>> START Input material

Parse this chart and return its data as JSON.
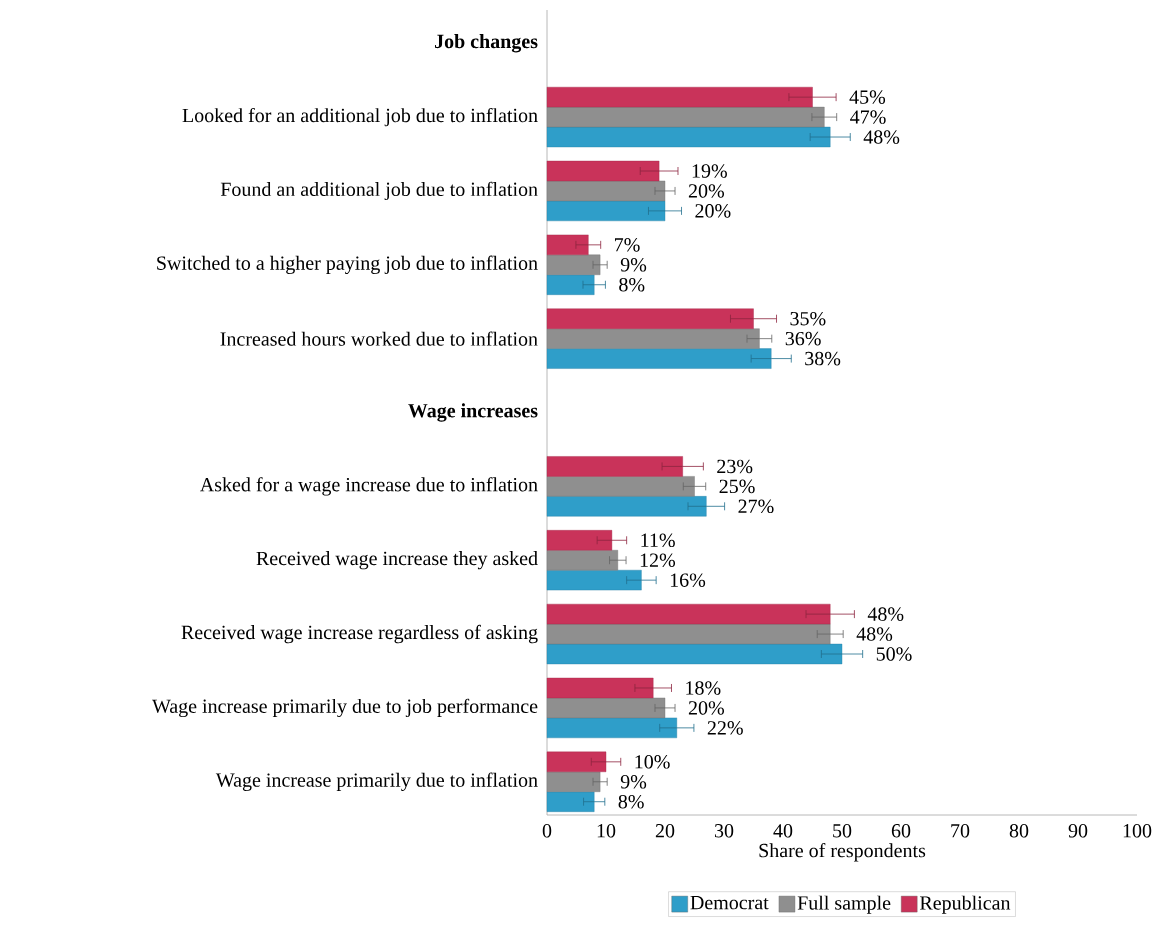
{
  "chart_data": {
    "type": "bar",
    "orientation": "horizontal",
    "xlabel": "Share of respondents",
    "categories": [
      "Job changes",
      "Looked for an additional job due to inflation",
      "Found an additional job due to inflation",
      "Switched to a higher paying job due to inflation",
      "Increased hours worked due to inflation",
      "Wage increases",
      "Asked for a wage increase due to inflation",
      "Received wage increase they asked",
      "Received wage increase regardless of asking",
      "Wage increase primarily due to job performance",
      "Wage increase primarily due to inflation"
    ],
    "series": [
      {
        "name": "Democrat",
        "color": "#2f9ec9",
        "values": [
          null,
          48,
          20,
          8,
          38,
          null,
          27,
          16,
          50,
          22,
          8
        ],
        "errors": [
          null,
          3.4,
          2.8,
          1.9,
          3.4,
          null,
          3.1,
          2.5,
          3.5,
          2.9,
          1.8
        ],
        "value_labels": [
          null,
          "48%",
          "20%",
          "8%",
          "38%",
          null,
          "27%",
          "16%",
          "50%",
          "22%",
          "8%"
        ]
      },
      {
        "name": "Full sample",
        "color": "#8f8f8f",
        "values": [
          null,
          47,
          20,
          9,
          36,
          null,
          25,
          12,
          48,
          20,
          9
        ],
        "errors": [
          null,
          2.1,
          1.7,
          1.2,
          2.1,
          null,
          1.9,
          1.4,
          2.2,
          1.7,
          1.2
        ],
        "value_labels": [
          null,
          "47%",
          "20%",
          "9%",
          "36%",
          null,
          "25%",
          "12%",
          "48%",
          "20%",
          "9%"
        ]
      },
      {
        "name": "Republican",
        "color": "#c9335a",
        "values": [
          null,
          45,
          19,
          7,
          35,
          null,
          23,
          11,
          48,
          18,
          10
        ],
        "errors": [
          null,
          4.0,
          3.2,
          2.1,
          3.9,
          null,
          3.5,
          2.5,
          4.1,
          3.1,
          2.5
        ],
        "value_labels": [
          null,
          "45%",
          "19%",
          "7%",
          "35%",
          null,
          "23%",
          "11%",
          "48%",
          "18%",
          "10%"
        ]
      }
    ],
    "xlim": [
      0,
      100
    ],
    "xticks": [
      0,
      10,
      20,
      30,
      40,
      50,
      60,
      70,
      80,
      90,
      100
    ],
    "legend": "bottom",
    "grid": false
  }
}
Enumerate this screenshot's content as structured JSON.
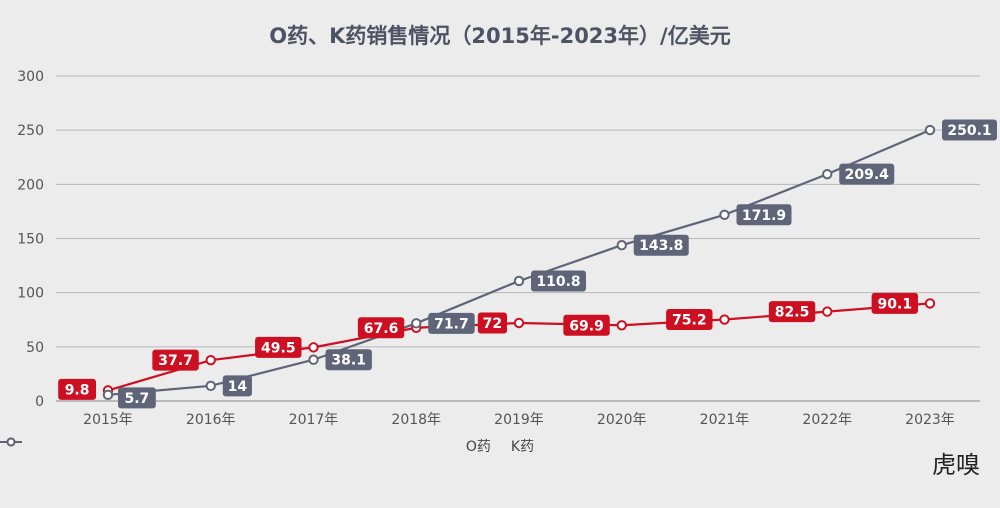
{
  "watermark": "虎嗅",
  "chart_data": {
    "type": "line",
    "title": "O药、K药销售情况（2015年-2023年）/亿美元",
    "categories": [
      "2015年",
      "2016年",
      "2017年",
      "2018年",
      "2019年",
      "2020年",
      "2021年",
      "2022年",
      "2023年"
    ],
    "series": [
      {
        "name": "O药",
        "color": "#cc1022",
        "values": [
          9.8,
          37.7,
          49.5,
          67.6,
          72,
          69.9,
          75.2,
          82.5,
          90.1
        ],
        "labels": [
          "9.8",
          "37.7",
          "49.5",
          "67.6",
          "72",
          "69.9",
          "75.2",
          "82.5",
          "90.1"
        ]
      },
      {
        "name": "K药",
        "color": "#5f6478",
        "values": [
          5.7,
          14,
          38.1,
          71.7,
          110.8,
          143.8,
          171.9,
          209.4,
          250.1
        ],
        "labels": [
          "5.7",
          "14",
          "38.1",
          "71.7",
          "110.8",
          "143.8",
          "171.9",
          "209.4",
          "250.1"
        ]
      }
    ],
    "yticks": [
      "0",
      "50",
      "100",
      "150",
      "200",
      "250",
      "300"
    ],
    "ylim": [
      0,
      300
    ],
    "grid": true,
    "legend_position": "bottom-center"
  }
}
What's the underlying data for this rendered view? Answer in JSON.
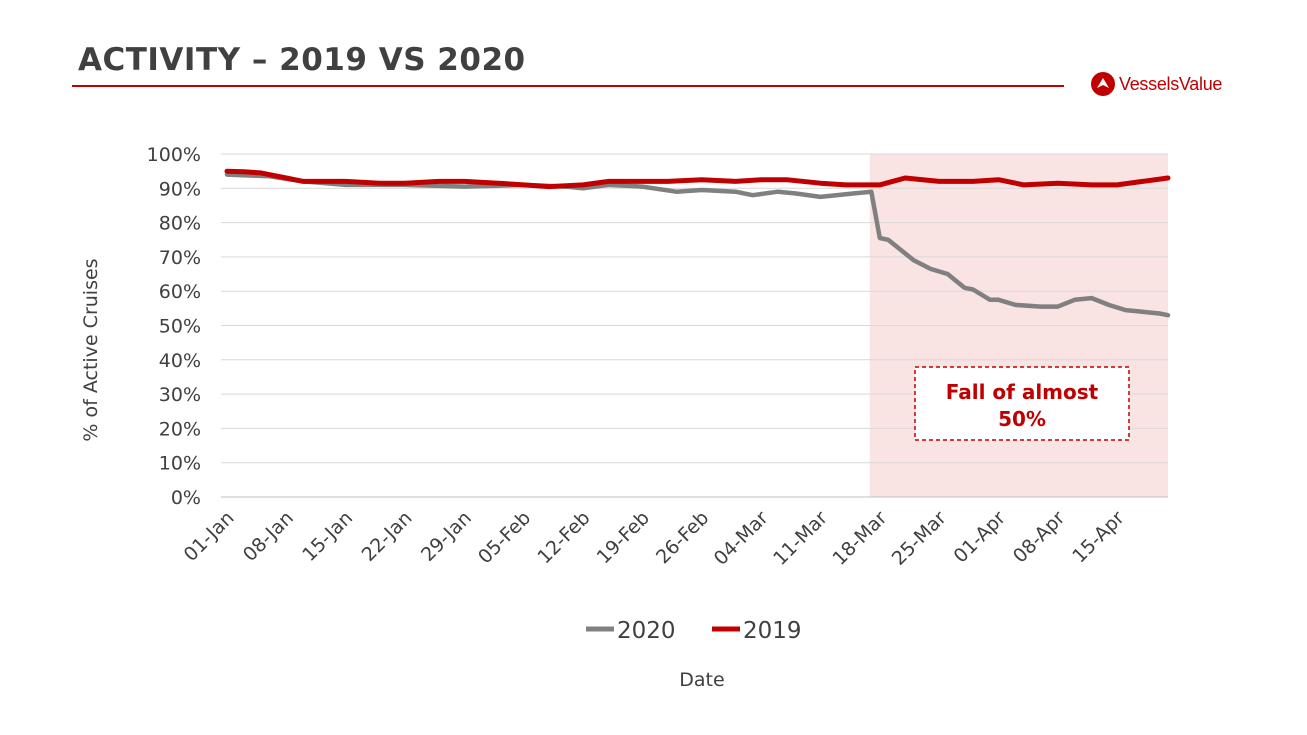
{
  "header": {
    "title": "ACTIVITY – 2019 VS 2020",
    "logo_text": "VesselsValue",
    "accent_color": "#c00000"
  },
  "chart_data": {
    "type": "line",
    "title": "",
    "xlabel": "Date",
    "ylabel": "% of Active Cruises",
    "ylim": [
      0,
      100
    ],
    "yticks": [
      "0%",
      "10%",
      "20%",
      "30%",
      "40%",
      "50%",
      "60%",
      "70%",
      "80%",
      "90%",
      "100%"
    ],
    "x_tick_labels": [
      "01-Jan",
      "08-Jan",
      "15-Jan",
      "22-Jan",
      "29-Jan",
      "05-Feb",
      "12-Feb",
      "19-Feb",
      "26-Feb",
      "04-Mar",
      "11-Mar",
      "18-Mar",
      "25-Mar",
      "01-Apr",
      "08-Apr",
      "15-Apr"
    ],
    "x_start": "01-Jan",
    "x_end": "21-Apr",
    "grid": true,
    "legend_position": "bottom",
    "highlight_region": {
      "from": "18-Mar",
      "to": "21-Apr",
      "color": "#f9e3e3"
    },
    "annotation": {
      "lines": [
        "Fall of almost",
        "50%"
      ],
      "color": "#c00000"
    },
    "series": [
      {
        "name": "2020",
        "color": "#808080",
        "x": [
          "01-Jan",
          "06-Jan",
          "10-Jan",
          "15-Jan",
          "22-Jan",
          "29-Jan",
          "05-Feb",
          "10-Feb",
          "12-Feb",
          "15-Feb",
          "19-Feb",
          "23-Feb",
          "26-Feb",
          "01-Mar",
          "03-Mar",
          "06-Mar",
          "08-Mar",
          "11-Mar",
          "15-Mar",
          "17-Mar",
          "18-Mar",
          "19-Mar",
          "20-Mar",
          "22-Mar",
          "24-Mar",
          "26-Mar",
          "28-Mar",
          "29-Mar",
          "31-Mar",
          "01-Apr",
          "03-Apr",
          "06-Apr",
          "08-Apr",
          "10-Apr",
          "12-Apr",
          "14-Apr",
          "16-Apr",
          "18-Apr",
          "20-Apr",
          "21-Apr"
        ],
        "values": [
          94,
          93.5,
          92,
          91,
          91,
          90.5,
          91,
          90.5,
          90,
          91,
          90.5,
          89,
          89.5,
          89,
          88,
          89,
          88.5,
          87.5,
          88.5,
          89,
          75.5,
          75,
          73,
          69,
          66.5,
          65,
          61,
          60.5,
          57.5,
          57.5,
          56,
          55.5,
          55.5,
          57.5,
          58,
          56,
          54.5,
          54,
          53.5,
          53
        ]
      },
      {
        "name": "2019",
        "color": "#c00000",
        "x": [
          "01-Jan",
          "03-Jan",
          "05-Jan",
          "08-Jan",
          "10-Jan",
          "15-Jan",
          "19-Jan",
          "22-Jan",
          "26-Jan",
          "29-Jan",
          "02-Feb",
          "05-Feb",
          "08-Feb",
          "12-Feb",
          "15-Feb",
          "19-Feb",
          "22-Feb",
          "26-Feb",
          "01-Mar",
          "04-Mar",
          "07-Mar",
          "11-Mar",
          "14-Mar",
          "18-Mar",
          "21-Mar",
          "25-Mar",
          "29-Mar",
          "01-Apr",
          "04-Apr",
          "08-Apr",
          "12-Apr",
          "15-Apr",
          "18-Apr",
          "21-Apr"
        ],
        "values": [
          95,
          94.8,
          94.5,
          93,
          92,
          92,
          91.5,
          91.5,
          92,
          92,
          91.5,
          91,
          90.5,
          91,
          92,
          92,
          92,
          92.5,
          92,
          92.5,
          92.5,
          91.5,
          91,
          91,
          93,
          92,
          92,
          92.5,
          91,
          91.5,
          91,
          91,
          92,
          93
        ]
      }
    ]
  }
}
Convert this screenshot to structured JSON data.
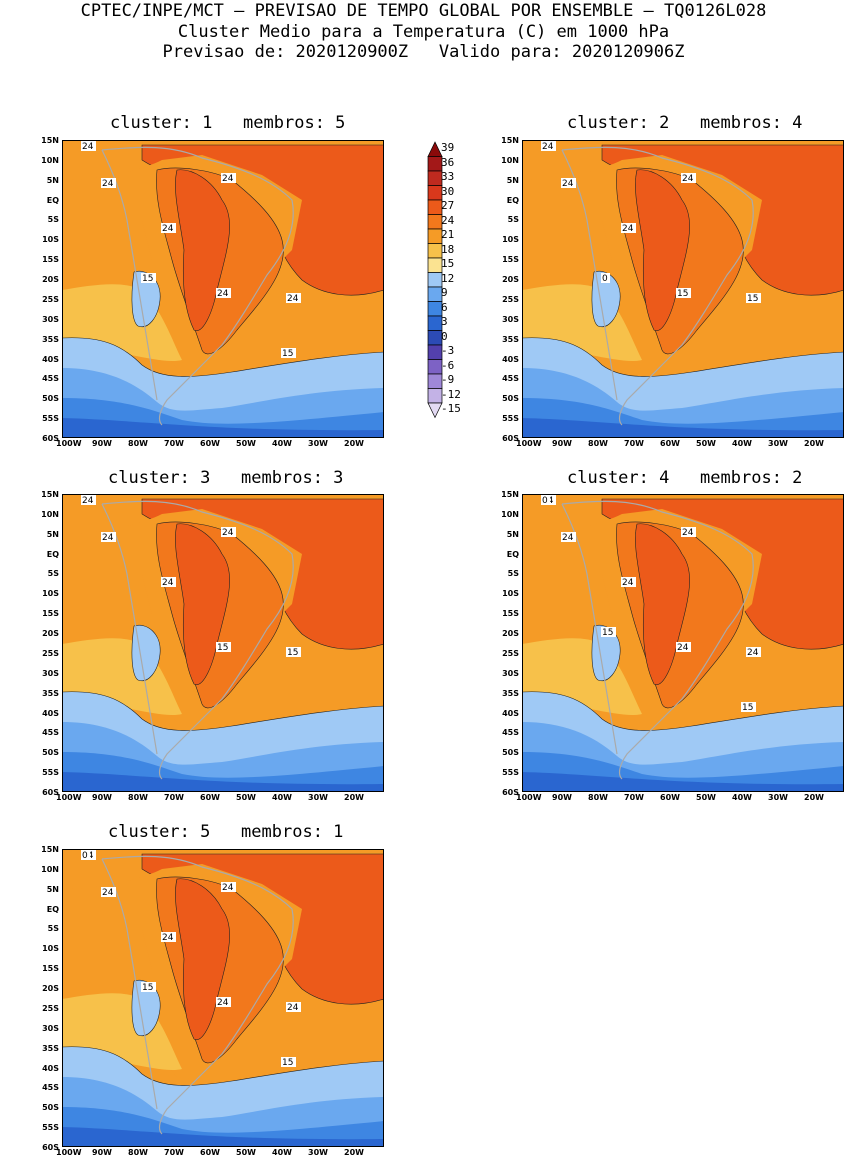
{
  "header": {
    "line1": "CPTEC/INPE/MCT – PREVISAO DE TEMPO GLOBAL POR ENSEMBLE – TQ0126L028",
    "line2": "Cluster Medio para a Temperatura (C) em 1000 hPa",
    "line3": "Previsao de: 2020120900Z   Valido para: 2020120906Z"
  },
  "axes": {
    "lat_labels": [
      "15N",
      "10N",
      "5N",
      "EQ",
      "5S",
      "10S",
      "15S",
      "20S",
      "25S",
      "30S",
      "35S",
      "40S",
      "45S",
      "50S",
      "55S",
      "60S"
    ],
    "lon_labels": [
      "100W",
      "90W",
      "80W",
      "70W",
      "60W",
      "50W",
      "40W",
      "30W",
      "20W"
    ]
  },
  "colorbar": {
    "labels": [
      "39",
      "36",
      "33",
      "30",
      "27",
      "24",
      "21",
      "18",
      "15",
      "12",
      "9",
      "6",
      "3",
      "0",
      "-3",
      "-6",
      "-9",
      "-12",
      "-15"
    ],
    "colors": [
      "#8a0a0a",
      "#a31818",
      "#bf2a1f",
      "#d9381c",
      "#ec5a1a",
      "#f2781c",
      "#f59b26",
      "#f7c14a",
      "#fbe391",
      "#9fc9f5",
      "#6aa8ef",
      "#3e86e2",
      "#2a66d0",
      "#2c4bb5",
      "#5340ad",
      "#7d62c5",
      "#9f88d8",
      "#c3b2e6",
      "#e3daf3"
    ]
  },
  "panels": [
    {
      "title": "cluster: 1   membros: 5",
      "contours": [
        "24",
        "24",
        "24",
        "24",
        "24",
        "24",
        "15",
        "15"
      ]
    },
    {
      "title": "cluster: 2   membros: 4",
      "contours": [
        "24",
        "24",
        "24",
        "24",
        "15",
        "15",
        "0"
      ]
    },
    {
      "title": "cluster: 3   membros: 3",
      "contours": [
        "24",
        "24",
        "24",
        "24",
        "15",
        "15"
      ]
    },
    {
      "title": "cluster: 4   membros: 2",
      "contours": [
        "24",
        "24",
        "24",
        "24",
        "24",
        "24",
        "15",
        "15",
        "0"
      ]
    },
    {
      "title": "cluster: 5   membros: 1",
      "contours": [
        "24",
        "24",
        "24",
        "24",
        "24",
        "24",
        "15",
        "15",
        "0"
      ]
    }
  ]
}
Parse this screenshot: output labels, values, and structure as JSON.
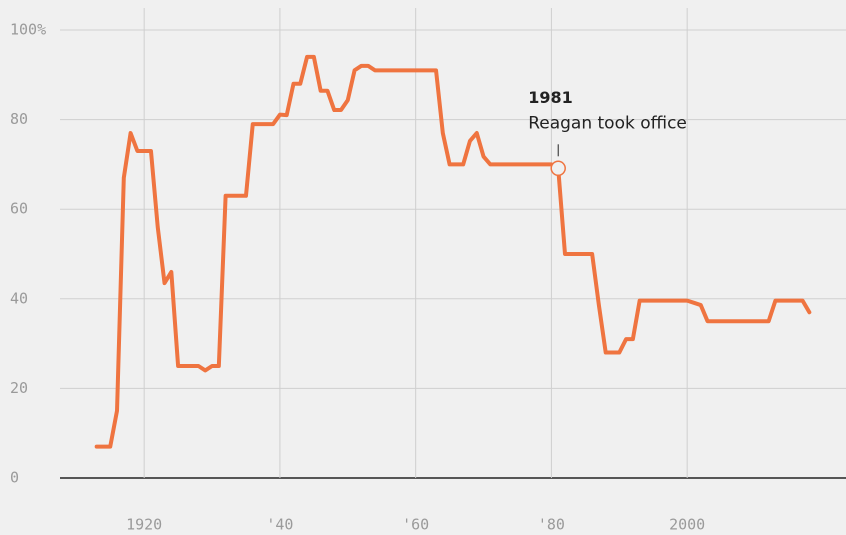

>> END Input material

Problem statement
Report only a number: how many lines in the material above contain the string "structured".

Output for this task
2